Goal:
All of the data must be printed exactly; please include every line.

Data records:
■ ■ ■

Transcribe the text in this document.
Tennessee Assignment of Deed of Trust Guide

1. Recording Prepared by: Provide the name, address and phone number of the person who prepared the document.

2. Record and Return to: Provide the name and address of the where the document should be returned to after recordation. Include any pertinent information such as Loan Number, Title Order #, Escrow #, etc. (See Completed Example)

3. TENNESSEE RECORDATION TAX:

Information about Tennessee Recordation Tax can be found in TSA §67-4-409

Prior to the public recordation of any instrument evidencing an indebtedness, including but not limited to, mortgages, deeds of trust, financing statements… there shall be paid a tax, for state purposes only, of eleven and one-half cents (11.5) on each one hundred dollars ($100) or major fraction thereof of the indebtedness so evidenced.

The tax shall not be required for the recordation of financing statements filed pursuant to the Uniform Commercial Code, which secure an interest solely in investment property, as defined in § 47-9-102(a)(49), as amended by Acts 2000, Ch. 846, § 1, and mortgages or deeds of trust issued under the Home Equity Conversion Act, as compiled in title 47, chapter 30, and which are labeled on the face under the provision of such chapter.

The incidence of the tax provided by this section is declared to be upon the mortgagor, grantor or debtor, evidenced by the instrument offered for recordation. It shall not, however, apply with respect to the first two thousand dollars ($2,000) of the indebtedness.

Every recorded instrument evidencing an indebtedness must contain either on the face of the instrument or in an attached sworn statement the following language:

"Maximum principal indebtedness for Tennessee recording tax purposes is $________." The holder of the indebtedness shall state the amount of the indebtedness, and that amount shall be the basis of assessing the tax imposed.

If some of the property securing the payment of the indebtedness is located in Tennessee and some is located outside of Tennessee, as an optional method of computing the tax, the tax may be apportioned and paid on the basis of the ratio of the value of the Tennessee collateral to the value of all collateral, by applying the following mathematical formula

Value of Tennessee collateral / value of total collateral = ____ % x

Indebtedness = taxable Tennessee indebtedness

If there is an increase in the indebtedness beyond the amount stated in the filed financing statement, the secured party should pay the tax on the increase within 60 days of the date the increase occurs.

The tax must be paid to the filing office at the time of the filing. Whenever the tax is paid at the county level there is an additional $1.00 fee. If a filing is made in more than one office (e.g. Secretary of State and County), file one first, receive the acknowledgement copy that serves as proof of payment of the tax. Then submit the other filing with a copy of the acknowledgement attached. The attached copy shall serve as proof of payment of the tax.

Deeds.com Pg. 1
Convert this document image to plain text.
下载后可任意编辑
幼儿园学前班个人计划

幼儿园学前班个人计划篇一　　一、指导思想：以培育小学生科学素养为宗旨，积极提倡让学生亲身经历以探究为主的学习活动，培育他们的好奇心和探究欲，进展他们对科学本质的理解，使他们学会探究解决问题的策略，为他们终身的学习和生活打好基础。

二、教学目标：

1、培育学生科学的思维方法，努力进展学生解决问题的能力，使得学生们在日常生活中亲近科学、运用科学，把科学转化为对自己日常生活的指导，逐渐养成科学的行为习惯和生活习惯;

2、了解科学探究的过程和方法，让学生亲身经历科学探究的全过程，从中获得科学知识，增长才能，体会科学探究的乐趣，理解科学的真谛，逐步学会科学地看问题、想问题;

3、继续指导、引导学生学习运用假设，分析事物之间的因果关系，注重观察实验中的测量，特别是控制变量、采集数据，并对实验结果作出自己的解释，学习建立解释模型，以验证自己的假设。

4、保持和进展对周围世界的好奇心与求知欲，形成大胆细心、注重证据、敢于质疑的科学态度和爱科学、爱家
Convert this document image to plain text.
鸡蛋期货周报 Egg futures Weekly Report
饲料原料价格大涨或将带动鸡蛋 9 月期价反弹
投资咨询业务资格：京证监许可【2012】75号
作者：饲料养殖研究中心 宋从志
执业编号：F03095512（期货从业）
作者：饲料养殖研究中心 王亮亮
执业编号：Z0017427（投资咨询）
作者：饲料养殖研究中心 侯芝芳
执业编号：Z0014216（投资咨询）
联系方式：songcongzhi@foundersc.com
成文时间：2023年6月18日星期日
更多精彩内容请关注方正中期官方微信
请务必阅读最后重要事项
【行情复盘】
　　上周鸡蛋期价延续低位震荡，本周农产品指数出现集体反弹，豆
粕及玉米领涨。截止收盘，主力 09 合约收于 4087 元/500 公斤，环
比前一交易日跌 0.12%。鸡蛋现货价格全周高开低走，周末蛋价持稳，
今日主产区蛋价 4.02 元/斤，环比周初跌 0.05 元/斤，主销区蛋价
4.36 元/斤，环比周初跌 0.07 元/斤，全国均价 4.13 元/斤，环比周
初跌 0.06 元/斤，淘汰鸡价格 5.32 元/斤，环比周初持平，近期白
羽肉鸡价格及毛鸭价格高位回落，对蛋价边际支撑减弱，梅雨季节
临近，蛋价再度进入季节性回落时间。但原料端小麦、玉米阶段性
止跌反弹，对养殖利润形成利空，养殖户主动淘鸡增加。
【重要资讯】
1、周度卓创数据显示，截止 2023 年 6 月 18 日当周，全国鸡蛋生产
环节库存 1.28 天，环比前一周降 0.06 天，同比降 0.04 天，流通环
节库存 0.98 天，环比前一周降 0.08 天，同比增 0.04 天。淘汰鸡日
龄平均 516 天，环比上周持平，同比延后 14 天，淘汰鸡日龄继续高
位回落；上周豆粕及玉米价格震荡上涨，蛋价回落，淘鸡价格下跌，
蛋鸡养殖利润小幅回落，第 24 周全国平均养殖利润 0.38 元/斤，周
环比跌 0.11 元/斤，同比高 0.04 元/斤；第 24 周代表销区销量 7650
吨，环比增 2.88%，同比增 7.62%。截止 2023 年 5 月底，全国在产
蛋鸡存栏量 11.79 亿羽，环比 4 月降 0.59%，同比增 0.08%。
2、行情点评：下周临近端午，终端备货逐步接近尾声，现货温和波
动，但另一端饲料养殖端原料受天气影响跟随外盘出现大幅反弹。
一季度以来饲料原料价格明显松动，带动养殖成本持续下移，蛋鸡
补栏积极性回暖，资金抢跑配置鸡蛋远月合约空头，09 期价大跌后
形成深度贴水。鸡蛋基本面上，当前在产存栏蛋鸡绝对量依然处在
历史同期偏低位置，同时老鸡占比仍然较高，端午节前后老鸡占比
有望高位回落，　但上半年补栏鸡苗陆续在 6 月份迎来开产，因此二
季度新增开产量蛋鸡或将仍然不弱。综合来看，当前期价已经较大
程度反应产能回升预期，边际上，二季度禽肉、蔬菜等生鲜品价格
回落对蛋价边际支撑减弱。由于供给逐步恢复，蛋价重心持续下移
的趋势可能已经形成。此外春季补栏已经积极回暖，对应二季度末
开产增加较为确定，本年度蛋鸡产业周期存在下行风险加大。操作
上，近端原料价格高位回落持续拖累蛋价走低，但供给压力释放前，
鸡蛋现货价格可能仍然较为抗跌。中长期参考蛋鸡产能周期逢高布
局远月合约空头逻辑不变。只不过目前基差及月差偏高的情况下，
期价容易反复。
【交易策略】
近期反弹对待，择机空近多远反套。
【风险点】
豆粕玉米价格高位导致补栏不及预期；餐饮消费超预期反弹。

■ ■ ■

Result for this task:
Transcribe the text in this document.
Tennessee Assignment of Deed of Trust Guide

1. Recording Prepared by: Provide the name, address and phone number of the person who prepared the document.

2. Record and Return to: Provide the name and address of the where the document should be returned to after recordation. Include any pertinent information such as Loan Number, Title Order #, Escrow #, etc. (See Completed Example)

3. TENNESSEE RECORDATION TAX:

Information about Tennessee Recordation Tax can be found in TSA §67-4-409

Prior to the public recordation of any instrument evidencing an indebtedness, including but not limited to, mortgages, deeds of trust, financing statements… there shall be paid a tax, for state purposes only, of eleven and one-half cents (11.5) on each one hundred dollars ($100) or major fraction thereof of the indebtedness so evidenced.

The tax shall not be required for the recordation of financing statements filed pursuant to the Uniform Commercial Code, which secure an interest solely in investment property, as defined in § 47-9-102(a)(49), as amended by Acts 2000, Ch. 846, § 1, and mortgages or deeds of trust issued under the Home Equity Conversion Act, as compiled in title 47, chapter 30, and which are labeled on the face under the provision of such chapter.

The incidence of the tax provided by this section is declared to be upon the mortgagor, grantor or debtor, evidenced by the instrument offered for recordation. It shall not, however, apply with respect to the first two thousand dollars ($2,000) of the indebtedness.

Every recorded instrument evidencing an indebtedness must contain either on the face of the instrument or in an attached sworn statement the following language:

"Maximum principal indebtedness for Tennessee recording tax purposes is $________." The holder of the indebtedness shall state the amount of the indebtedness, and that amount shall be the basis of assessing the tax imposed.

If some of the property securing the payment of the indebtedness is located in Tennessee and some is located outside of Tennessee, as an optional method of computing the tax, the tax may be apportioned and paid on the basis of the ratio of the value of the Tennessee collateral to the value of all collateral, by applying the following mathematical formula

Value of Tennessee collateral / value of total collateral = ____ % x

Indebtedness = taxable Tennessee indebtedness

If there is an increase in the indebtedness beyond the amount stated in the filed financing statement, the secured party should pay the tax on the increase within 60 days of the date the increase occurs.

The tax must be paid to the filing office at the time of the filing. Whenever the tax is paid at the county level there is an additional $1.00 fee. If a filing is made in more than one office (e.g. Secretary of State and County), file one first, receive the acknowledgement copy that serves as proof of payment of the tax. Then submit the other filing with a copy of the acknowledgement attached. The attached copy shall serve as proof of payment of the tax.

Deeds.com Pg. 1
Convert this document image to plain text.
下载后可任意编辑
幼儿园学前班个人计划

幼儿园学前班个人计划篇一　　一、指导思想：以培育小学生科学素养为宗旨，积极提倡让学生亲身经历以探究为主的学习活动，培育他们的好奇心和探究欲，进展他们对科学本质的理解，使他们学会探究解决问题的策略，为他们终身的学习和生活打好基础。

二、教学目标：

1、培育学生科学的思维方法，努力进展学生解决问题的能力，使得学生们在日常生活中亲近科学、运用科学，把科学转化为对自己日常生活的指导，逐渐养成科学的行为习惯和生活习惯;

2、了解科学探究的过程和方法，让学生亲身经历科学探究的全过程，从中获得科学知识，增长才能，体会科学探究的乐趣，理解科学的真谛，逐步学会科学地看问题、想问题;

3、继续指导、引导学生学习运用假设，分析事物之间的因果关系，注重观察实验中的测量，特别是控制变量、采集数据，并对实验结果作出自己的解释，学习建立解释模型，以验证自己的假设。

4、保持和进展对周围世界的好奇心与求知欲，形成大胆细心、注重证据、敢于质疑的科学态度和爱科学、爱家
Convert this document image to plain text.
鸡蛋期货周报 Egg futures Weekly Report
饲料原料价格大涨或将带动鸡蛋 9 月期价反弹
投资咨询业务资格：京证监许可【2012】75号
作者：饲料养殖研究中心 宋从志
执业编号：F03095512（期货从业）
作者：饲料养殖研究中心 王亮亮
执业编号：Z0017427（投资咨询）
作者：饲料养殖研究中心 侯芝芳
执业编号：Z0014216（投资咨询）
联系方式：songcongzhi@foundersc.com
成文时间：2023年6月18日星期日
更多精彩内容请关注方正中期官方微信
请务必阅读最后重要事项
【行情复盘】
　　上周鸡蛋期价延续低位震荡，本周农产品指数出现集体反弹，豆
粕及玉米领涨。截止收盘，主力 09 合约收于 4087 元/500 公斤，环
比前一交易日跌 0.12%。鸡蛋现货价格全周高开低走，周末蛋价持稳，
今日主产区蛋价 4.02 元/斤，环比周初跌 0.05 元/斤，主销区蛋价
4.36 元/斤，环比周初跌 0.07 元/斤，全国均价 4.13 元/斤，环比周
初跌 0.06 元/斤，淘汰鸡价格 5.32 元/斤，环比周初持平，近期白
羽肉鸡价格及毛鸭价格高位回落，对蛋价边际支撑减弱，梅雨季节
临近，蛋价再度进入季节性回落时间。但原料端小麦、玉米阶段性
止跌反弹，对养殖利润形成利空，养殖户主动淘鸡增加。
【重要资讯】
1、周度卓创数据显示，截止 2023 年 6 月 18 日当周，全国鸡蛋生产
环节库存 1.28 天，环比前一周降 0.06 天，同比降 0.04 天，流通环
节库存 0.98 天，环比前一周降 0.08 天，同比增 0.04 天。淘汰鸡日
龄平均 516 天，环比上周持平，同比延后 14 天，淘汰鸡日龄继续高
位回落；上周豆粕及玉米价格震荡上涨，蛋价回落，淘鸡价格下跌，
蛋鸡养殖利润小幅回落，第 24 周全国平均养殖利润 0.38 元/斤，周
环比跌 0.11 元/斤，同比高 0.04 元/斤；第 24 周代表销区销量 7650
吨，环比增 2.88%，同比增 7.62%。截止 2023 年 5 月底，全国在产
蛋鸡存栏量 11.79 亿羽，环比 4 月降 0.59%，同比增 0.08%。
2、行情点评：下周临近端午，终端备货逐步接近尾声，现货温和波
动，但另一端饲料养殖端原料受天气影响跟随外盘出现大幅反弹。
一季度以来饲料原料价格明显松动，带动养殖成本持续下移，蛋鸡
补栏积极性回暖，资金抢跑配置鸡蛋远月合约空头，09 期价大跌后
形成深度贴水。鸡蛋基本面上，当前在产存栏蛋鸡绝对量依然处在
历史同期偏低位置，同时老鸡占比仍然较高，端午节前后老鸡占比
有望高位回落，　但上半年补栏鸡苗陆续在 6 月份迎来开产，因此二
季度新增开产量蛋鸡或将仍然不弱。综合来看，当前期价已经较大
程度反应产能回升预期，边际上，二季度禽肉、蔬菜等生鲜品价格
回落对蛋价边际支撑减弱。由于供给逐步恢复，蛋价重心持续下移
的趋势可能已经形成。此外春季补栏已经积极回暖，对应二季度末
开产增加较为确定，本年度蛋鸡产业周期存在下行风险加大。操作
上，近端原料价格高位回落持续拖累蛋价走低，但供给压力释放前，
鸡蛋现货价格可能仍然较为抗跌。中长期参考蛋鸡产能周期逢高布
局远月合约空头逻辑不变。只不过目前基差及月差偏高的情况下，
期价容易反复。
【交易策略】
近期反弹对待，择机空近多远反套。
【风险点】
豆粕玉米价格高位导致补栏不及预期；餐饮消费超预期反弹。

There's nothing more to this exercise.